-------- Data for this task --------
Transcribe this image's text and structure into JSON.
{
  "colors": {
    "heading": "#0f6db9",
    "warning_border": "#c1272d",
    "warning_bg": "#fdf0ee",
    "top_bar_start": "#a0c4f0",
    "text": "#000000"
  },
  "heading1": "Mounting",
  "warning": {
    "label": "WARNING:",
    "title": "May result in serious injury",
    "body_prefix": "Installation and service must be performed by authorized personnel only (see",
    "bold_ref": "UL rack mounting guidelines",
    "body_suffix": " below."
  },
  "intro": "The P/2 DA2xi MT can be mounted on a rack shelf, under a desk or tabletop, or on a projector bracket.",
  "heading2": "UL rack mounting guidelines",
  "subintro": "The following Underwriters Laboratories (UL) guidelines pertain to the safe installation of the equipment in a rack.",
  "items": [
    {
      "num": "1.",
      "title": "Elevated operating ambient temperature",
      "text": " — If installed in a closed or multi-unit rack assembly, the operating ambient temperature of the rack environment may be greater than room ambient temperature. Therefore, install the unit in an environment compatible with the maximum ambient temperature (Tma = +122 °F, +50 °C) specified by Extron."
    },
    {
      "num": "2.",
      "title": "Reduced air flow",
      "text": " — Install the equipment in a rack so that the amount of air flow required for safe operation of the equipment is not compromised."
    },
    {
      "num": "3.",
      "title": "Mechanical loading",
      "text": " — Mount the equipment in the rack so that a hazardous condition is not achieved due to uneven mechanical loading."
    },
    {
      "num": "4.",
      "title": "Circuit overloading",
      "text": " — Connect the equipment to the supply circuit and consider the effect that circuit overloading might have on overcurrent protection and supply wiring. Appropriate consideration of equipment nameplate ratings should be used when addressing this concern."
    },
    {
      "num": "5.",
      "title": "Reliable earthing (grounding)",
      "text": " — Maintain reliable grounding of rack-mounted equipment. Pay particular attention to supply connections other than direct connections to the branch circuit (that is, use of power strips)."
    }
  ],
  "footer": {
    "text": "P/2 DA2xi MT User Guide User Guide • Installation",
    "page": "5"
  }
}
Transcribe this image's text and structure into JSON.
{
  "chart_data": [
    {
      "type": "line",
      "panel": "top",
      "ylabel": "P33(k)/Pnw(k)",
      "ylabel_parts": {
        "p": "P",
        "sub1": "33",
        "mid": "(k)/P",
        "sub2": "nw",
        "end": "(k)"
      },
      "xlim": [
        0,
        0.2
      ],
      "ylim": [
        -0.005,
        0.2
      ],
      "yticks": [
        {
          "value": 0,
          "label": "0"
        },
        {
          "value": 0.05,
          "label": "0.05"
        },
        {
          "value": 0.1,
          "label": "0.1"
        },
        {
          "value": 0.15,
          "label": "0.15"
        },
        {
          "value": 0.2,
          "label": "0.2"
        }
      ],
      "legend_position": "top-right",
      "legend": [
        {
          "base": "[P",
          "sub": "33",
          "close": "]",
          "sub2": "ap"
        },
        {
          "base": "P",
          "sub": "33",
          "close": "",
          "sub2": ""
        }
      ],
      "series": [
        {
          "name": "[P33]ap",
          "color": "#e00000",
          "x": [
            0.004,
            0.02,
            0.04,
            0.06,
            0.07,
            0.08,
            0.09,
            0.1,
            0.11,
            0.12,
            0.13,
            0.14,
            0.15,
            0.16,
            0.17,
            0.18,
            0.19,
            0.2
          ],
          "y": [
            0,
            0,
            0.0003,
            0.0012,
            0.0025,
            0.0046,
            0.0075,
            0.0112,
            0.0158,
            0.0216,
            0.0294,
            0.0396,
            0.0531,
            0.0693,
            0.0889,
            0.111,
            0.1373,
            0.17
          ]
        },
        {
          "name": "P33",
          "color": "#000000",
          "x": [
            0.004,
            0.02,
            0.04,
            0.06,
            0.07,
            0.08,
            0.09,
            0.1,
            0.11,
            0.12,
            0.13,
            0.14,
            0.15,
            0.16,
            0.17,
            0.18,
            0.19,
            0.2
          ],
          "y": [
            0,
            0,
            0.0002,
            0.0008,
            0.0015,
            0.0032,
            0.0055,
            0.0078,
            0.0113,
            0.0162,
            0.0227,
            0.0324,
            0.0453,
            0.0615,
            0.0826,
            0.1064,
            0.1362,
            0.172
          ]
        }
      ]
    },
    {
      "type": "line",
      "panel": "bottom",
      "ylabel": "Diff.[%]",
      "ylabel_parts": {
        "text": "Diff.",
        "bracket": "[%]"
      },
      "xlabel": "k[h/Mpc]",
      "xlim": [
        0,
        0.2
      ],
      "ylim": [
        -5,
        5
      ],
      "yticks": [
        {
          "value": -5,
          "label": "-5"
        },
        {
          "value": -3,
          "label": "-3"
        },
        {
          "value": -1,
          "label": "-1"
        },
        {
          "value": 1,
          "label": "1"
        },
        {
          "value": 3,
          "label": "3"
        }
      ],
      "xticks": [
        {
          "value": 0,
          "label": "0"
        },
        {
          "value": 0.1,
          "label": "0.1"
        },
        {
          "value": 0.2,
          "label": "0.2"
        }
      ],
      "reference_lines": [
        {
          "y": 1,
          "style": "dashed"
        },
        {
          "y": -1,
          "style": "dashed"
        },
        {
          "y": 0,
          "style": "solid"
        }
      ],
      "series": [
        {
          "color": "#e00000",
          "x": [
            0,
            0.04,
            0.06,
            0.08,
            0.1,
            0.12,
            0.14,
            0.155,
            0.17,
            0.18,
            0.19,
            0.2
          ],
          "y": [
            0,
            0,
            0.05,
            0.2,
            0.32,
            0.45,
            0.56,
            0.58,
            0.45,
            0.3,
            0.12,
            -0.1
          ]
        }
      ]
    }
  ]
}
--------
- What the task asks:
Look through the lines above and collect those with the word "that".

- Response:
      "text": " — Install the equipment in a rack so that the amount of air flow required for safe operation of the equipment is not compromised."
      "text": " — Mount the equipment in the rack so that a hazardous condition is not achieved due to uneven mechanical loading."
      "text": " — Connect the equipment to the supply circuit and consider the effect that circuit overloading might have on overcurrent protection and supply wiring. Appropriate consideration of equipment nameplate ratings should be used when addressing this concern."
      "text": " — Maintain reliable grounding of rack-mounted equipment. Pay particular attention to supply connections other than direct connections to the branch circuit (that is, use of power strips)."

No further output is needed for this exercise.